Rethinking Proportional Force

In a scene from the 2010 Egyptian film 678, a woman groped by a stranger on a crowded bus responds by stabbing the man in the groin with a switchblade. The film is an examination of sexual harassment in Egypt as experienced by three women of different social classes.  While the film has won awards and accolades, it has also generated much controversy.  The head of the complaints department of the "Association for Human Rights and Social Justice" has demanded that the film be banned because it encourages women to use violent force against men, especially against their "sensitive places."

The controversy has got me thinking about proportional force. A knife to the groin would strike many of my criminal law students as a disproportionate response to a grope. But is it? What would a proportional response be? What is the appropriate way for a  woman  to respond to unwanted sexual advances from a man, especially if he is bigger or stronger than she is? Or consider this real-life video of a diminutive shop owner in India who chases a groper (an armed soldier) out of her store and proceeds to hit him repeatedly with stones. Is this a disproportionate response? An exactly appropriate response?

When I discuss proportional force with my criminal law students, we usually focus on the obvious: if someone comes at you with his fists, it is generally not proportional to shoot him in the head; it is generally not proportional to respond to mere words with physical violence. The criminal law, with good reason, places great value on minimizing physical harm and deterring violence in general. The emphasis on proportionality makes sense, so long as one thinks of confrontations as personal, discrete encounters between similarly-situated individuals, and of force as a primarily physical concept. In such a conception, there is an equilibrium of sorts between the parties before one party chooses to use physical force, so any moves away from that equilibrium should be made proportionally.

EXERCISE TASK A — According to the excerpt on proportional force, under what conception does the emphasis on proportionality make sense, and why should moves away from equilibrium then be made proportionally? Answer in one to three sentences.
EXERCISE TASK B — Rewrite the part of the excerpt on proportional force that opens with the words containing "When I discuss" and closes with "be made proportionally.", swapping "physical harm" for "bodily harm".
EXERCISE TASK C — List every sentence in the excerpt on proportional force that ends with a question mark.
The entries that come next are drawn from a separate source, unrelated to the excerpt on proportional force.

Recorded data:
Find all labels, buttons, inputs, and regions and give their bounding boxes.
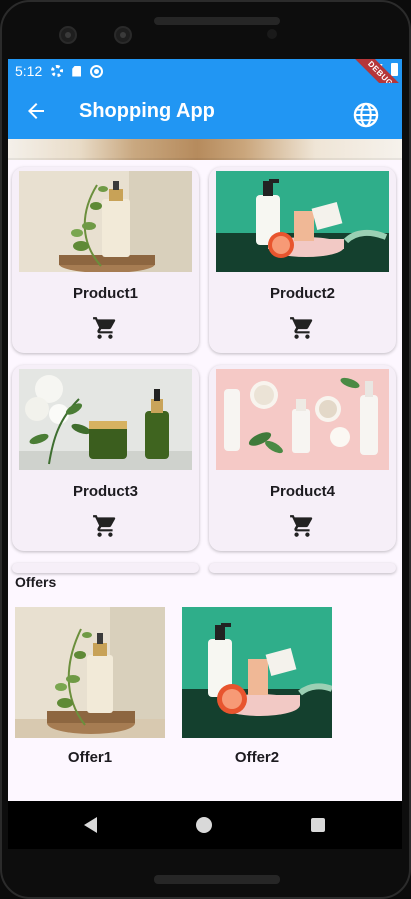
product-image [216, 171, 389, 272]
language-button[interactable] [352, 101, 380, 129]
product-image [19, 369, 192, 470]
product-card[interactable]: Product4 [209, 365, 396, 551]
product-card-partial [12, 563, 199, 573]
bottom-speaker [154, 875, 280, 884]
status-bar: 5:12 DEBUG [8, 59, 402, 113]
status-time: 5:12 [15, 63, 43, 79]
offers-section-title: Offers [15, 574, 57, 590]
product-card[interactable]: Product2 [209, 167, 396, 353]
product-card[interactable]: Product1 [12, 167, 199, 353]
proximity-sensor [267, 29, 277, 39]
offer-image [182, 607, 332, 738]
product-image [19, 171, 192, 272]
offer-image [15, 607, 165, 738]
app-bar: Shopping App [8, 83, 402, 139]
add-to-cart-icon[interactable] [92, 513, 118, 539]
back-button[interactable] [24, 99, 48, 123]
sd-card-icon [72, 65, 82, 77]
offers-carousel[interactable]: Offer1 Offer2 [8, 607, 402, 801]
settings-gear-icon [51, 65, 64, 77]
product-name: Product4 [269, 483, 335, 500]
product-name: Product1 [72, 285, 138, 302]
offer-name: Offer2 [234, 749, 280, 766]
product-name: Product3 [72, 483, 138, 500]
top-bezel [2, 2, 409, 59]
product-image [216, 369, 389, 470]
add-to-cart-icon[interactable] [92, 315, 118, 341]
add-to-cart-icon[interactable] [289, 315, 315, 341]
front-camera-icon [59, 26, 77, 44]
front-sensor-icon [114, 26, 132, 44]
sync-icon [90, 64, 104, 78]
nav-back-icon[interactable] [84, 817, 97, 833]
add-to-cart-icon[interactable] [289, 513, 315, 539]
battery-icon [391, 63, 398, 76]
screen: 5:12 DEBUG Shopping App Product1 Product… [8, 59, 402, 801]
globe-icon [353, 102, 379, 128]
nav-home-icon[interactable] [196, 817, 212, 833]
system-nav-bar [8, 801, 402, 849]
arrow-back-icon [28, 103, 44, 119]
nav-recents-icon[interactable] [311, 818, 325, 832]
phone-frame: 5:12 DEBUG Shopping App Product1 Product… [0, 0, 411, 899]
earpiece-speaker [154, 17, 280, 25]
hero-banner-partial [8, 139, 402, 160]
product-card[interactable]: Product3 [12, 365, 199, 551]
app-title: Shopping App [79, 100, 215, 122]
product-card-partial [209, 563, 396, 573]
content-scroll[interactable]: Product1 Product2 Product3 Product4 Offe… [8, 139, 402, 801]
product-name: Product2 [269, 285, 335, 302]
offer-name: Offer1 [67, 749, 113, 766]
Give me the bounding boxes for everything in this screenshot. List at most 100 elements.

...

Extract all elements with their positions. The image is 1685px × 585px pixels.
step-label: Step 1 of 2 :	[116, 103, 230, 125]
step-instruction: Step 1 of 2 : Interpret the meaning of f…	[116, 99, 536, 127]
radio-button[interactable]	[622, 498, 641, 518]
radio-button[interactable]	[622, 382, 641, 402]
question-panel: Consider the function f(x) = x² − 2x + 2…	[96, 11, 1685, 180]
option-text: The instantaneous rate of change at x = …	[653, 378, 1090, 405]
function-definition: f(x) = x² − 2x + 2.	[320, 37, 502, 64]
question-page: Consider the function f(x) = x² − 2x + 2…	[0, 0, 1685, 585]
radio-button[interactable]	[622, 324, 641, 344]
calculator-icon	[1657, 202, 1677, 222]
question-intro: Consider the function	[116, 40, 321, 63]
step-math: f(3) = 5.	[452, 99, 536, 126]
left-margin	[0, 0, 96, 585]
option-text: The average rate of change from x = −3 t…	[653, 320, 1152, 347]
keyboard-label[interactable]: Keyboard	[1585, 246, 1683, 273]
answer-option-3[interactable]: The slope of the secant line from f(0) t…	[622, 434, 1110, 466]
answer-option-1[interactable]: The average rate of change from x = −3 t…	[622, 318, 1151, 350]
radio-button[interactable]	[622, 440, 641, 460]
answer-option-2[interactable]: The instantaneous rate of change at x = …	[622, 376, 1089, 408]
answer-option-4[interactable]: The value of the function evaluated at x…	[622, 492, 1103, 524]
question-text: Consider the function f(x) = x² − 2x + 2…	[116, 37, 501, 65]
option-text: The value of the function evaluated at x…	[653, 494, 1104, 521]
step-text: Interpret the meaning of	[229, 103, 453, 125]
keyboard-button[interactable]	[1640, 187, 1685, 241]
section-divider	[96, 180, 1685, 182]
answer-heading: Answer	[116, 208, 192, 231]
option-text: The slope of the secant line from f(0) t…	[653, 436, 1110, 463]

EXPECTED ANSWER A — The emphasis makes sense if confrontations are seen as personal, discrete encounters between similarly-situated individuals and force is seen as a primarily physical concept. Under that conception, an equilibrium of sorts exists between the parties before one of them chooses to use physical force. Any moves away from that equilibrium should therefore be made proportionally.

EXPECTED ANSWER B —
When I discuss proportional force with my criminal law students, we usually focus on the obvious: if someone comes at you with his fists, it is generally not proportional to shoot him in the head; it is generally not proportional to respond to mere words with physical violence. The criminal law, with good reason, places great value on minimizing bodily harm and deterring violence in general. The emphasis on proportionality makes sense, so long as one thinks of confrontations as personal, discrete encounters between similarly-situated individuals, and of force as a primarily physical concept. In such a conception, there is an equilibrium of sorts between the parties before one party chooses to use physical force, so any moves away from that equilibrium should be made proportionally.

EXPECTED ANSWER C —
- But is it?
- What would a proportional response be?
- What is the appropriate way for a woman to respond to unwanted sexual advances from a man, especially if he is bigger or stronger than she is?
- Is this a disproportionate response?
- An exactly appropriate response?